Task →
Repeat the lines below exactly as they appear, but leave out the images.

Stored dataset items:
»»

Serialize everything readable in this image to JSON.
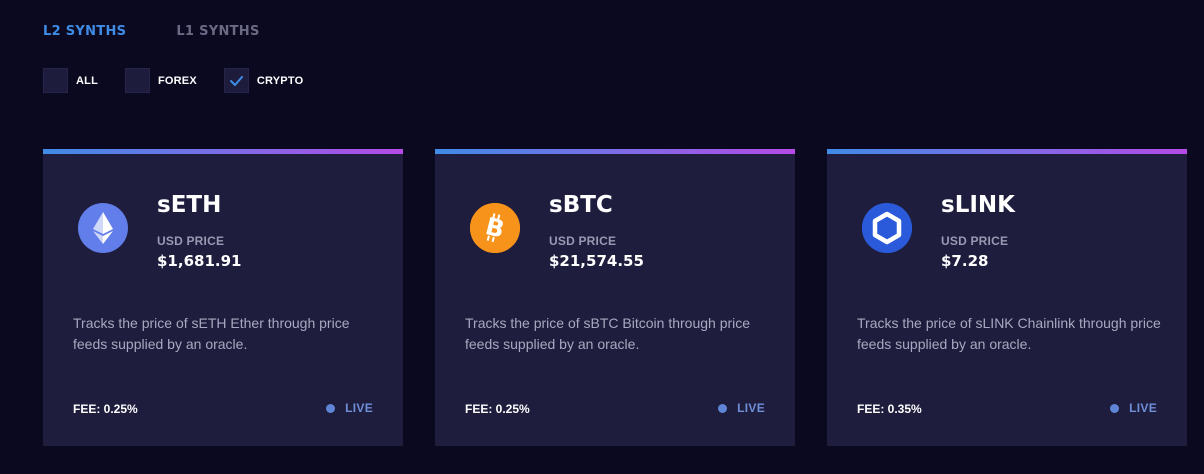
{
  "tabs": [
    {
      "label": "L2 SYNTHS",
      "active": true
    },
    {
      "label": "L1 SYNTHS",
      "active": false
    }
  ],
  "filters": [
    {
      "label": "ALL",
      "checked": false
    },
    {
      "label": "FOREX",
      "checked": false
    },
    {
      "label": "CRYPTO",
      "checked": true
    }
  ],
  "price_label": "USD PRICE",
  "fee_prefix": "FEE:",
  "colors": {
    "accent_blue": "#3f8ce6",
    "accent_purple": "#b64be8",
    "card_bg": "#1f1d3d",
    "page_bg": "#0b0920"
  },
  "cards": [
    {
      "icon": "ethereum-icon",
      "name": "sETH",
      "price_label": "USD PRICE",
      "price": "$1,681.91",
      "description": "Tracks the price of sETH Ether through price feeds supplied by an oracle.",
      "fee": "FEE: 0.25%",
      "status": "LIVE"
    },
    {
      "icon": "bitcoin-icon",
      "name": "sBTC",
      "price_label": "USD PRICE",
      "price": "$21,574.55",
      "description": "Tracks the price of sBTC Bitcoin through price feeds supplied by an oracle.",
      "fee": "FEE: 0.25%",
      "status": "LIVE"
    },
    {
      "icon": "chainlink-icon",
      "name": "sLINK",
      "price_label": "USD PRICE",
      "price": "$7.28",
      "description": "Tracks the price of sLINK Chainlink through price feeds supplied by an oracle.",
      "fee": "FEE: 0.35%",
      "status": "LIVE"
    }
  ]
}
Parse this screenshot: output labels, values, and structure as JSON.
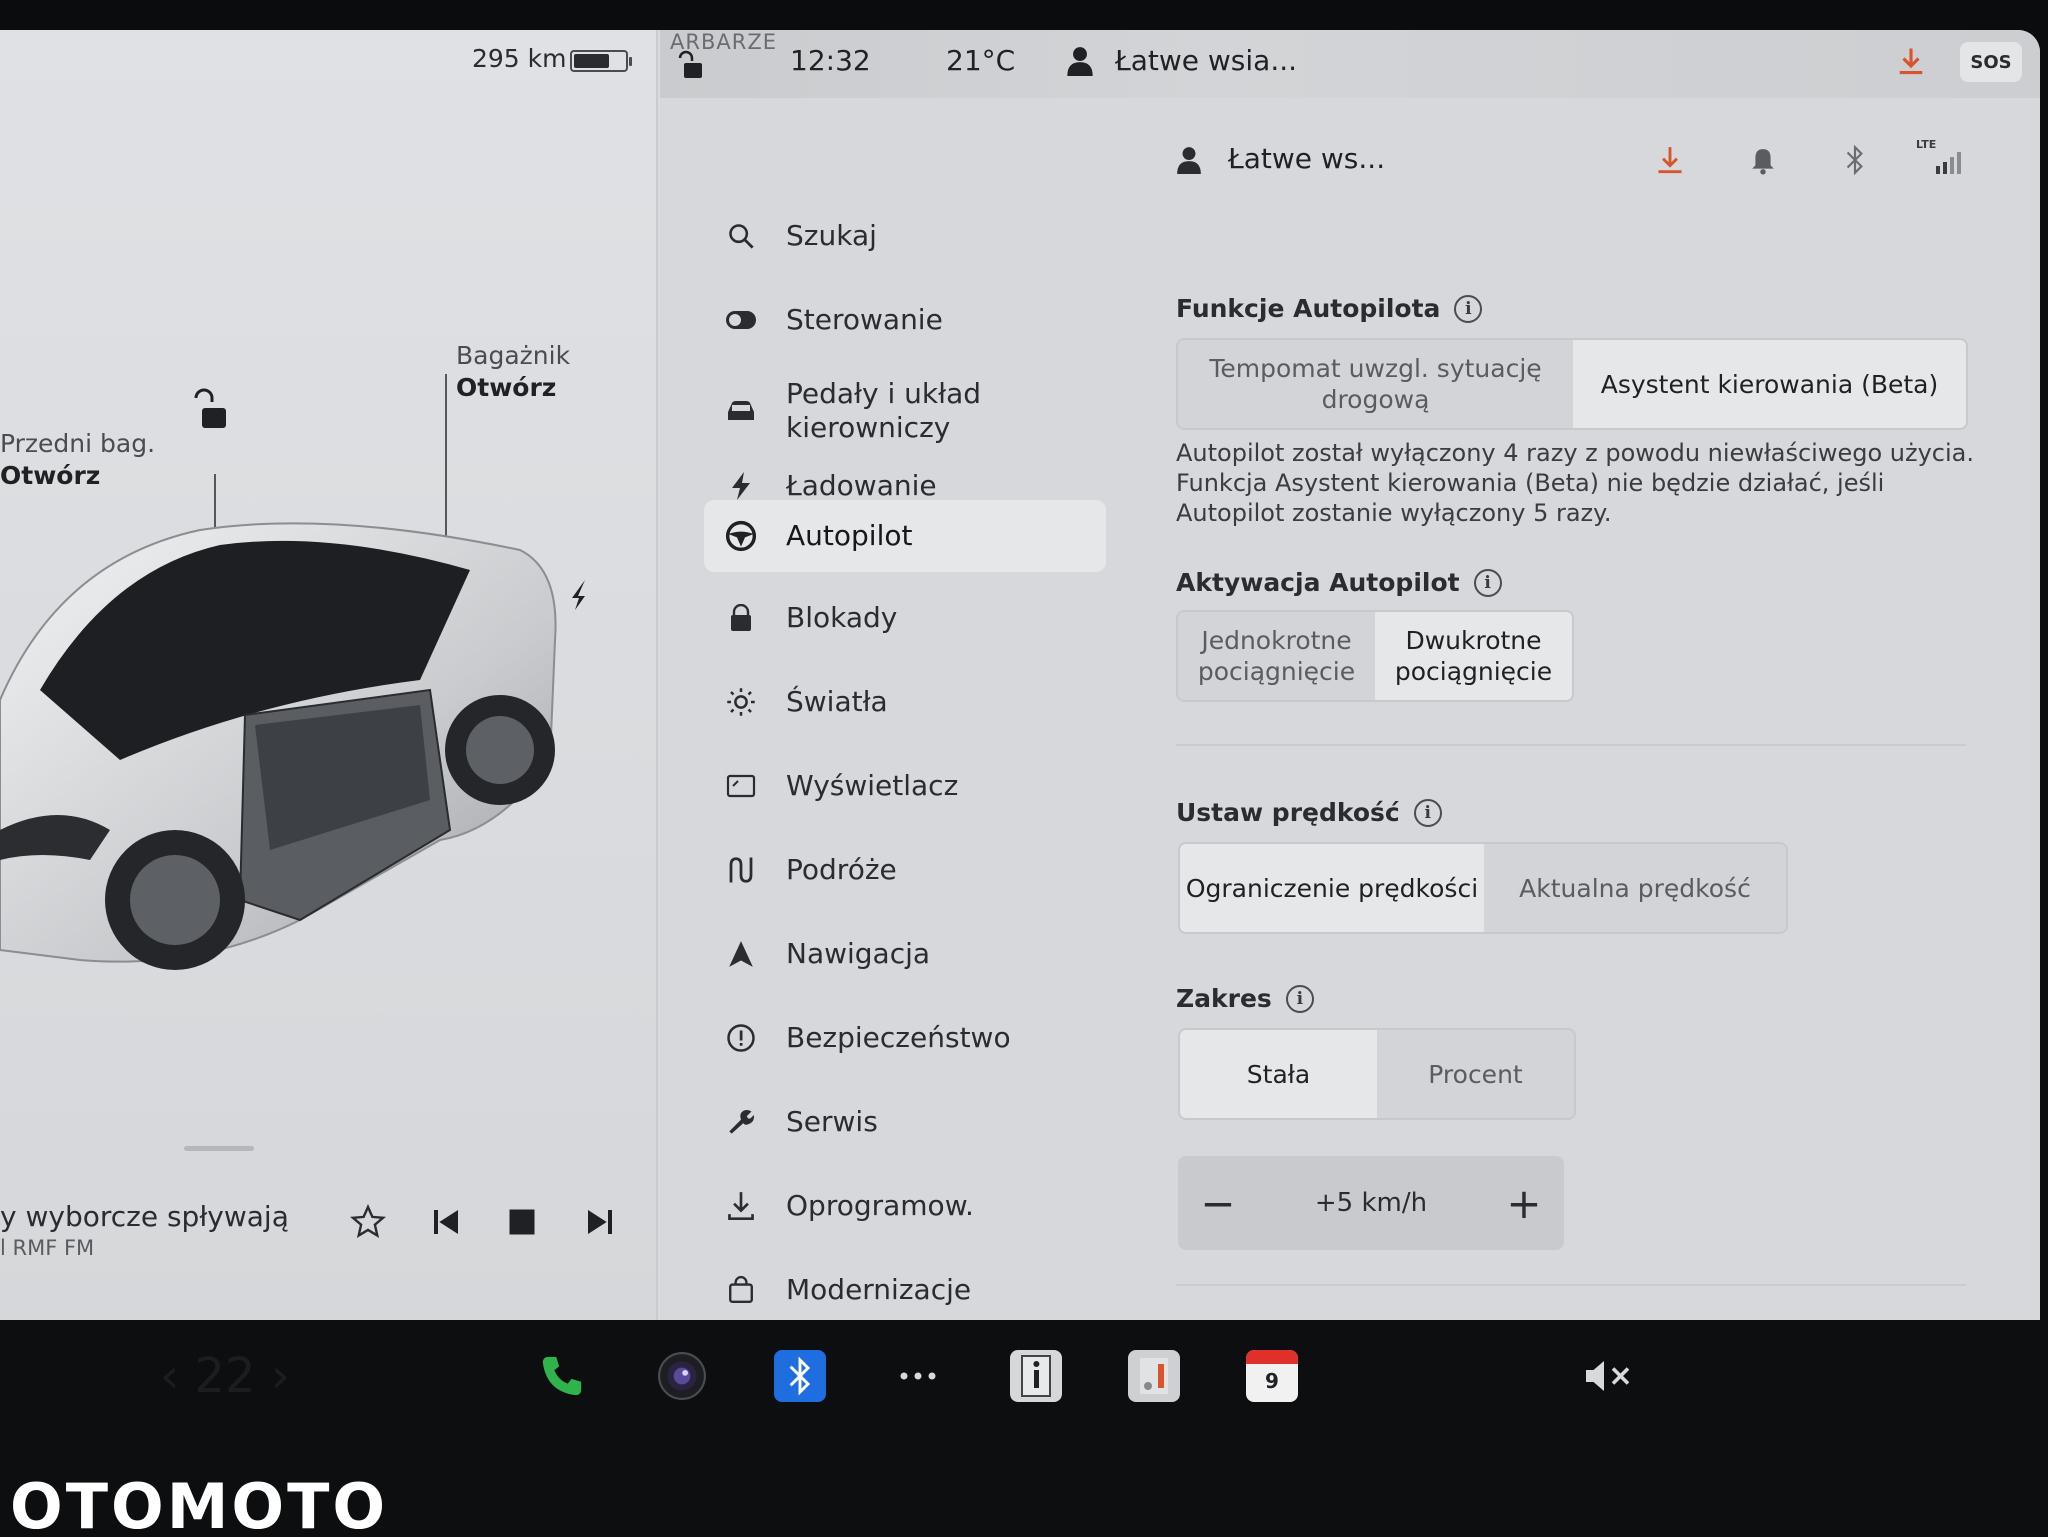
{
  "status": {
    "range": "295 km",
    "battery_level": 0.7,
    "map_label": "ARBARZE",
    "time": "12:32",
    "temperature": "21°C",
    "profile": "Łatwe wsia...",
    "sos_label": "SOS"
  },
  "car": {
    "front_trunk_label": "Przedni bag.",
    "front_trunk_action": "Otwórz",
    "trunk_label": "Bagażnik",
    "trunk_action": "Otwórz"
  },
  "media": {
    "title": "y wyborcze spływają",
    "station": "l RMF FM"
  },
  "nav": {
    "items": [
      {
        "label": "Szukaj",
        "icon": "search-icon"
      },
      {
        "label": "Sterowanie",
        "icon": "toggle-icon"
      },
      {
        "label": "Pedały i układ kierowniczy",
        "icon": "car-icon"
      },
      {
        "label": "Ładowanie",
        "icon": "bolt-icon"
      },
      {
        "label": "Autopilot",
        "icon": "steering-wheel-icon"
      },
      {
        "label": "Blokady",
        "icon": "lock-icon"
      },
      {
        "label": "Światła",
        "icon": "sun-icon"
      },
      {
        "label": "Wyświetlacz",
        "icon": "display-icon"
      },
      {
        "label": "Podróże",
        "icon": "trips-icon"
      },
      {
        "label": "Nawigacja",
        "icon": "navigation-icon"
      },
      {
        "label": "Bezpieczeństwo",
        "icon": "alert-icon"
      },
      {
        "label": "Serwis",
        "icon": "wrench-icon"
      },
      {
        "label": "Oprogramow.",
        "icon": "download-icon"
      },
      {
        "label": "Modernizacje",
        "icon": "bag-icon"
      }
    ],
    "active_index": 4
  },
  "content": {
    "profile_name": "Łatwe ws...",
    "signal_label": "LTE",
    "autopilot_features": {
      "title": "Funkcje Autopilota",
      "options": [
        "Tempomat uwzgl. sytuację drogową",
        "Asystent kierowania (Beta)"
      ],
      "selected": 1
    },
    "warning": "Autopilot został wyłączony 4 razy z powodu niewłaściwego użycia. Funkcja Asystent kierowania (Beta) nie będzie działać, jeśli Autopilot zostanie wyłączony 5 razy.",
    "activation": {
      "title": "Aktywacja Autopilot",
      "options": [
        "Jednokrotne pociągnięcie",
        "Dwukrotne pociągnięcie"
      ],
      "selected": 1
    },
    "set_speed": {
      "title": "Ustaw prędkość",
      "options": [
        "Ograniczenie prędkości",
        "Aktualna prędkość"
      ],
      "selected": 0
    },
    "range": {
      "title": "Zakres",
      "options": [
        "Stała",
        "Procent"
      ],
      "selected": 0
    },
    "offset": {
      "minus": "−",
      "value": "+5 km/h",
      "plus": "+"
    }
  },
  "dock": {
    "calendar_day": "9",
    "watermark": "OTOMOTO"
  },
  "colors": {
    "accent_blue": "#2a5bd7",
    "download_red": "#d9542c",
    "phone_green": "#2fb34a",
    "calendar_red": "#e0302a"
  }
}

««

Result of the exercise →
Serialize everything readable in this image to JSON.
{
  "tabs": [
    {
      "label": "L2 SYNTHS",
      "active": true
    },
    {
      "label": "L1 SYNTHS",
      "active": false
    }
  ],
  "filters": [
    {
      "label": "ALL",
      "checked": false
    },
    {
      "label": "FOREX",
      "checked": false
    },
    {
      "label": "CRYPTO",
      "checked": true
    }
  ],
  "price_label": "USD PRICE",
  "fee_prefix": "FEE:",
  "colors": {
    "accent_blue": "#3f8ce6",
    "accent_purple": "#b64be8",
    "card_bg": "#1f1d3d",
    "page_bg": "#0b0920"
  },
  "cards": [
    {
      "icon": "ethereum-icon",
      "name": "sETH",
      "price_label": "USD PRICE",
      "price": "$1,681.91",
      "description": "Tracks the price of sETH Ether through price feeds supplied by an oracle.",
      "fee": "FEE: 0.25%",
      "status": "LIVE"
    },
    {
      "icon": "bitcoin-icon",
      "name": "sBTC",
      "price_label": "USD PRICE",
      "price": "$21,574.55",
      "description": "Tracks the price of sBTC Bitcoin through price feeds supplied by an oracle.",
      "fee": "FEE: 0.25%",
      "status": "LIVE"
    },
    {
      "icon": "chainlink-icon",
      "name": "sLINK",
      "price_label": "USD PRICE",
      "price": "$7.28",
      "description": "Tracks the price of sLINK Chainlink through price feeds supplied by an oracle.",
      "fee": "FEE: 0.35%",
      "status": "LIVE"
    }
  ]
}
Parse this screenshot: output labels, values, and structure as JSON.
{
  "status": {
    "range": "295 km",
    "battery_level": 0.7,
    "map_label": "ARBARZE",
    "time": "12:32",
    "temperature": "21°C",
    "profile": "Łatwe wsia...",
    "sos_label": "SOS"
  },
  "car": {
    "front_trunk_label": "Przedni bag.",
    "front_trunk_action": "Otwórz",
    "trunk_label": "Bagażnik",
    "trunk_action": "Otwórz"
  },
  "media": {
    "title": "y wyborcze spływają",
    "station": "l RMF FM"
  },
  "nav": {
    "items": [
      {
        "label": "Szukaj",
        "icon": "search-icon"
      },
      {
        "label": "Sterowanie",
        "icon": "toggle-icon"
      },
      {
        "label": "Pedały i układ kierowniczy",
        "icon": "car-icon"
      },
      {
        "label": "Ładowanie",
        "icon": "bolt-icon"
      },
      {
        "label": "Autopilot",
        "icon": "steering-wheel-icon"
      },
      {
        "label": "Blokady",
        "icon": "lock-icon"
      },
      {
        "label": "Światła",
        "icon": "sun-icon"
      },
      {
        "label": "Wyświetlacz",
        "icon": "display-icon"
      },
      {
        "label": "Podróże",
        "icon": "trips-icon"
      },
      {
        "label": "Nawigacja",
        "icon": "navigation-icon"
      },
      {
        "label": "Bezpieczeństwo",
        "icon": "alert-icon"
      },
      {
        "label": "Serwis",
        "icon": "wrench-icon"
      },
      {
        "label": "Oprogramow.",
        "icon": "download-icon"
      },
      {
        "label": "Modernizacje",
        "icon": "bag-icon"
      }
    ],
    "active_index": 4
  },
  "content": {
    "profile_name": "Łatwe ws...",
    "signal_label": "LTE",
    "autopilot_features": {
      "title": "Funkcje Autopilota",
      "options": [
        "Tempomat uwzgl. sytuację drogową",
        "Asystent kierowania (Beta)"
      ],
      "selected": 1
    },
    "warning": "Autopilot został wyłączony 4 razy z powodu niewłaściwego użycia. Funkcja Asystent kierowania (Beta) nie będzie działać, jeśli Autopilot zostanie wyłączony 5 razy.",
    "activation": {
      "title": "Aktywacja Autopilot",
      "options": [
        "Jednokrotne pociągnięcie",
        "Dwukrotne pociągnięcie"
      ],
      "selected": 1
    },
    "set_speed": {
      "title": "Ustaw prędkość",
      "options": [
        "Ograniczenie prędkości",
        "Aktualna prędkość"
      ],
      "selected": 0
    },
    "range": {
      "title": "Zakres",
      "options": [
        "Stała",
        "Procent"
      ],
      "selected": 0
    },
    "offset": {
      "minus": "−",
      "value": "+5 km/h",
      "plus": "+"
    }
  },
  "dock": {
    "calendar_day": "9",
    "watermark": "OTOMOTO"
  },
  "colors": {
    "accent_blue": "#2a5bd7",
    "download_red": "#d9542c",
    "phone_green": "#2fb34a",
    "calendar_red": "#e0302a"
  }
}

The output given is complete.